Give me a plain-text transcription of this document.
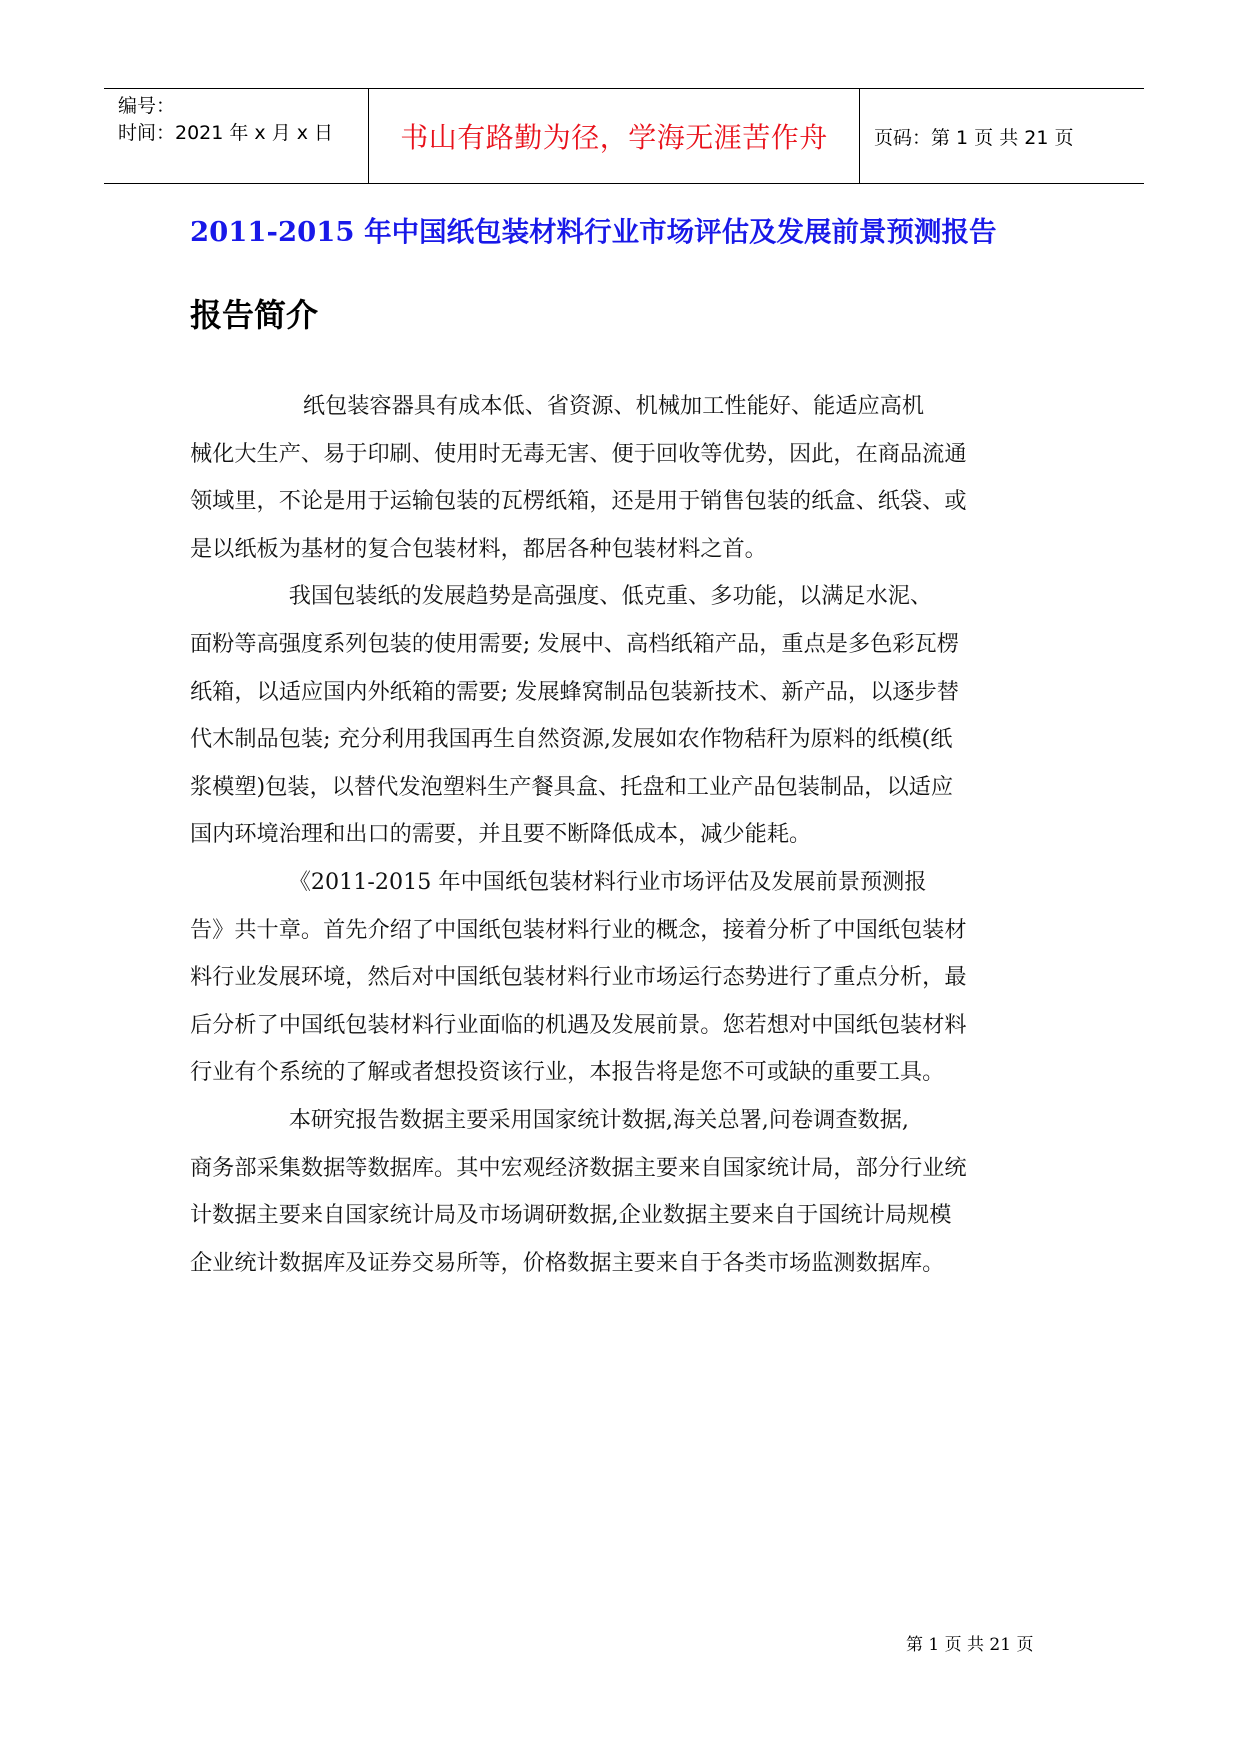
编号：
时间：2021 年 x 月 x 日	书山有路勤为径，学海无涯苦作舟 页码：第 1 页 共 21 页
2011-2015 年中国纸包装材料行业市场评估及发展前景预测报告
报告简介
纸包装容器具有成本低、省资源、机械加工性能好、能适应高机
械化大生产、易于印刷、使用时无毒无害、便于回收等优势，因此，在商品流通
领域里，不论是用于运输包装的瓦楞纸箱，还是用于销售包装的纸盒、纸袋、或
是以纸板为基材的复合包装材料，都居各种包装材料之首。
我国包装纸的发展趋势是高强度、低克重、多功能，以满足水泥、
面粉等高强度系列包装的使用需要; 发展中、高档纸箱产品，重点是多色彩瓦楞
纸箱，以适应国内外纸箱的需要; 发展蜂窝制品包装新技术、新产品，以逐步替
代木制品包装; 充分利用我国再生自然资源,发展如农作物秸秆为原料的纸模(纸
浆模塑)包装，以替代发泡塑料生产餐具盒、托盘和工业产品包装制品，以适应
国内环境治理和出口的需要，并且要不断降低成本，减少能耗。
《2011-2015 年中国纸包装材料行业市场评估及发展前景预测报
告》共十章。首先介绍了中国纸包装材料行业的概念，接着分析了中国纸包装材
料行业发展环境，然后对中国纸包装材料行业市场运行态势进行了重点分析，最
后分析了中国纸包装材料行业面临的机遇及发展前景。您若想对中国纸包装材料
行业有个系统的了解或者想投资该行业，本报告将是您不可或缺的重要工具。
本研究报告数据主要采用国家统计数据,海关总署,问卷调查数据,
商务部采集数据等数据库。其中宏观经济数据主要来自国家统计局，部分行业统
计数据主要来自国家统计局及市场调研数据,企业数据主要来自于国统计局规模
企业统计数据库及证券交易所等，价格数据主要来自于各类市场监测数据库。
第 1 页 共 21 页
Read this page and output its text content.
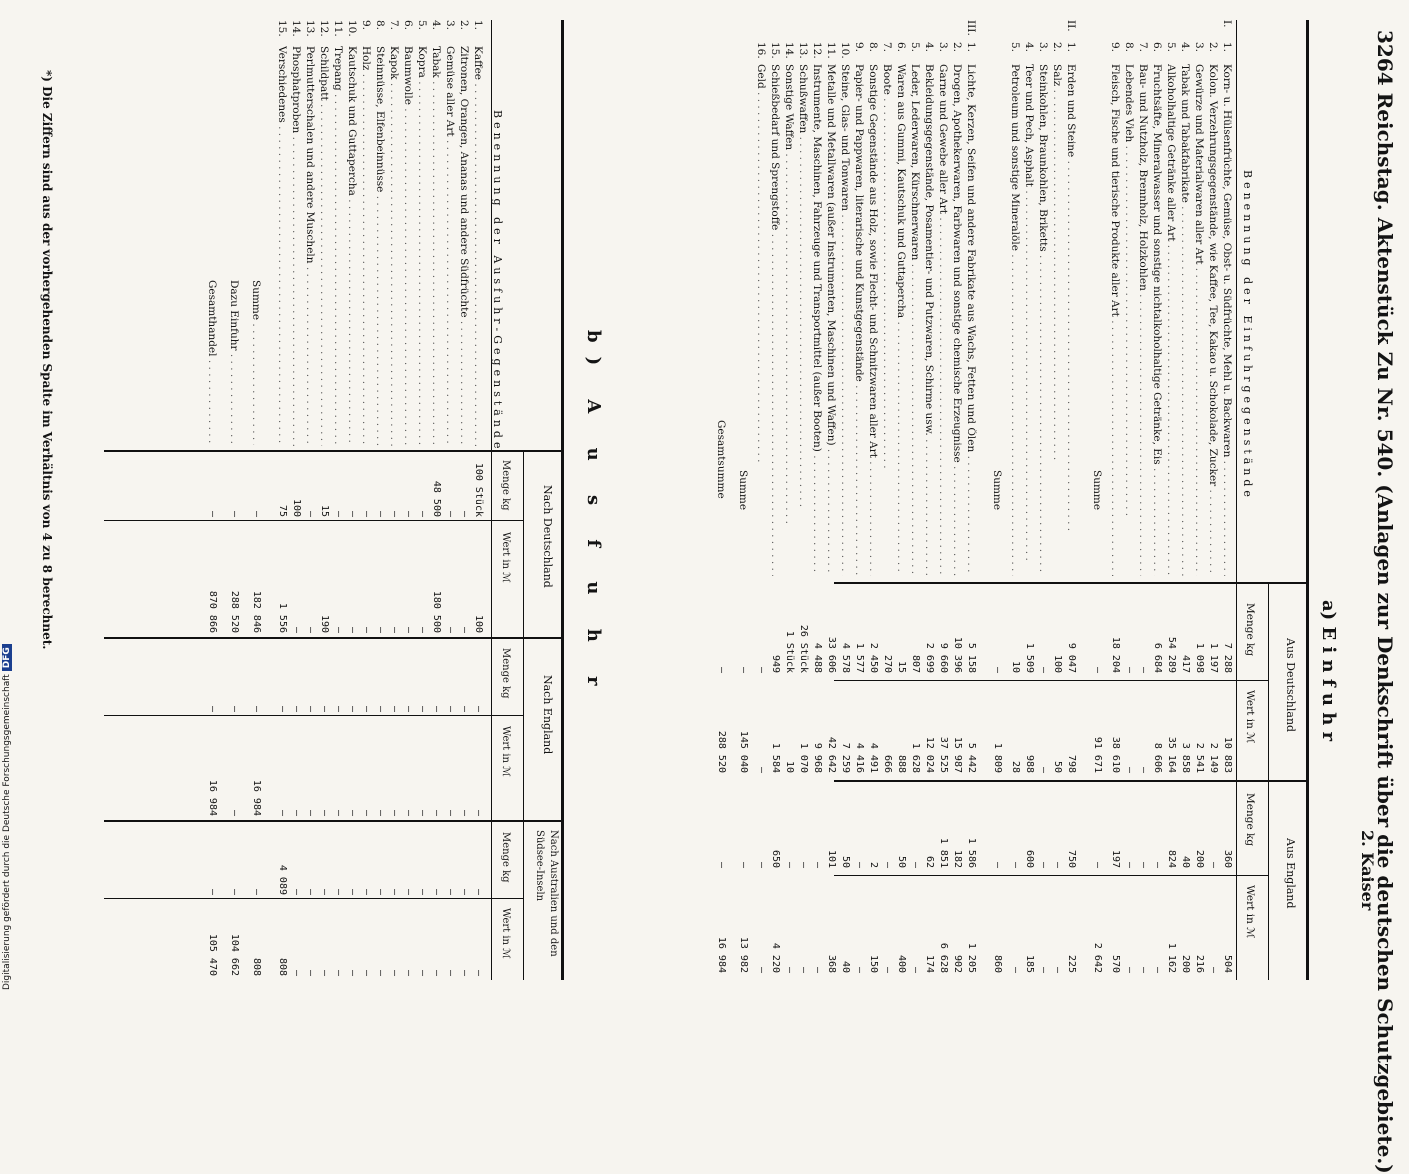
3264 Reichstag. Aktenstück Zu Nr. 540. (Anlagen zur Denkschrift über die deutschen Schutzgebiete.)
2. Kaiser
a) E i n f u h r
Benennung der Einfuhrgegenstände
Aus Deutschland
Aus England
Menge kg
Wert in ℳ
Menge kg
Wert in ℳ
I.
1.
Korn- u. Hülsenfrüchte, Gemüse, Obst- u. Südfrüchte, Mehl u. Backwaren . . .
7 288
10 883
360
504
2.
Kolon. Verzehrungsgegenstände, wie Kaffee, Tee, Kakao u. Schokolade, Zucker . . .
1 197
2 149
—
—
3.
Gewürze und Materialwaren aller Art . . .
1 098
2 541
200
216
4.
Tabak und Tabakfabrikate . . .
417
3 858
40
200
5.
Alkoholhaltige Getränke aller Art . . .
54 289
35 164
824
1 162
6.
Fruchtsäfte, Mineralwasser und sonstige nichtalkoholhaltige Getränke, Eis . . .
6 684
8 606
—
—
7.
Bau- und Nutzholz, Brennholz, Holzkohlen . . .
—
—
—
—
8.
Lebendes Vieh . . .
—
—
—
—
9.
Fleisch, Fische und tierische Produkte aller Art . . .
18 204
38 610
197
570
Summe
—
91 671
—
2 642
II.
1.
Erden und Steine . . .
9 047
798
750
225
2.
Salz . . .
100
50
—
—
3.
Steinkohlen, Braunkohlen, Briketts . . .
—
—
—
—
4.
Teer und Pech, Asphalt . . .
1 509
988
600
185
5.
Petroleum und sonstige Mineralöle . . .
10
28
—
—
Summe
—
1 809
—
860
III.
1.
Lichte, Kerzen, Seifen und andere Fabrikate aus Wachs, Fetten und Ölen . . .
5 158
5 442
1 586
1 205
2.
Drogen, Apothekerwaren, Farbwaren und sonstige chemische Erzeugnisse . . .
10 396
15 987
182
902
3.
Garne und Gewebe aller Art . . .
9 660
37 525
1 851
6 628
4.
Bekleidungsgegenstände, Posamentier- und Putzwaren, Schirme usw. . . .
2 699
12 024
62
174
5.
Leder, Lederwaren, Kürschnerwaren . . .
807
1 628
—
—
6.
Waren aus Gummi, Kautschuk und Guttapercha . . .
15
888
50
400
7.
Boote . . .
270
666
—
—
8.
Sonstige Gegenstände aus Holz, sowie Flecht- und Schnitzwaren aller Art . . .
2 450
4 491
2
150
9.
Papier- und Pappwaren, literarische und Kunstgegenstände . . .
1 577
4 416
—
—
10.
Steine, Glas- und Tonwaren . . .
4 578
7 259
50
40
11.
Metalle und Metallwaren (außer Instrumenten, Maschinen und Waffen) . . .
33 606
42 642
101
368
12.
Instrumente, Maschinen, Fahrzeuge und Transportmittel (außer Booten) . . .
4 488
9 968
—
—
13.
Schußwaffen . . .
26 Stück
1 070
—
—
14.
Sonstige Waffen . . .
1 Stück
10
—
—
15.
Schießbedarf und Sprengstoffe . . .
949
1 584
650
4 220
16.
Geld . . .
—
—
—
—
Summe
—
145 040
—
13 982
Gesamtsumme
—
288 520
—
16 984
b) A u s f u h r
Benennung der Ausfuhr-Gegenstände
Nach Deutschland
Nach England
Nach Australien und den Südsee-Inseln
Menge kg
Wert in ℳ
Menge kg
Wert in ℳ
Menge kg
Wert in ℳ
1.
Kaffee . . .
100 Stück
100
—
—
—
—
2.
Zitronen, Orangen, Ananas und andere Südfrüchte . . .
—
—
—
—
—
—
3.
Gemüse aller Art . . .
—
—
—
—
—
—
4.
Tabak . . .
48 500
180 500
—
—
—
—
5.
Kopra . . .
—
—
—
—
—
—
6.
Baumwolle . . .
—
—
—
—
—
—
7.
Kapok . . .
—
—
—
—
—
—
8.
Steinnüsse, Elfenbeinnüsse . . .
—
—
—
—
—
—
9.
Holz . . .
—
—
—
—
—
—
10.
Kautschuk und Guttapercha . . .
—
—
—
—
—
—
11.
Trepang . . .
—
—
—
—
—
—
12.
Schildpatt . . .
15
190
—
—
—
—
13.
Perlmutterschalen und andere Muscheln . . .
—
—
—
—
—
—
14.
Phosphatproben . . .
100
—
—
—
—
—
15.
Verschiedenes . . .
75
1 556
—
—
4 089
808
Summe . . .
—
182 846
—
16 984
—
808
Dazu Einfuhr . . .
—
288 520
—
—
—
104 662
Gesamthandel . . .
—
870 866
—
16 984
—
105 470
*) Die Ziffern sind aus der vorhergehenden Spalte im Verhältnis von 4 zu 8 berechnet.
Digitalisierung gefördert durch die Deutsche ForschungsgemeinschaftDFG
######
• WHAT YOU SHOULD DO: Where a line of the material above holds the string "andere", copy that line.

• OUTPUT OF THE TASK:
Lichte, Kerzen, Seifen und andere Fabrikate aus Wachs, Fetten und Ölen . . .
Zitronen, Orangen, Ananas und andere Südfrüchte . . .
Perlmutterschalen und andere Muscheln . . .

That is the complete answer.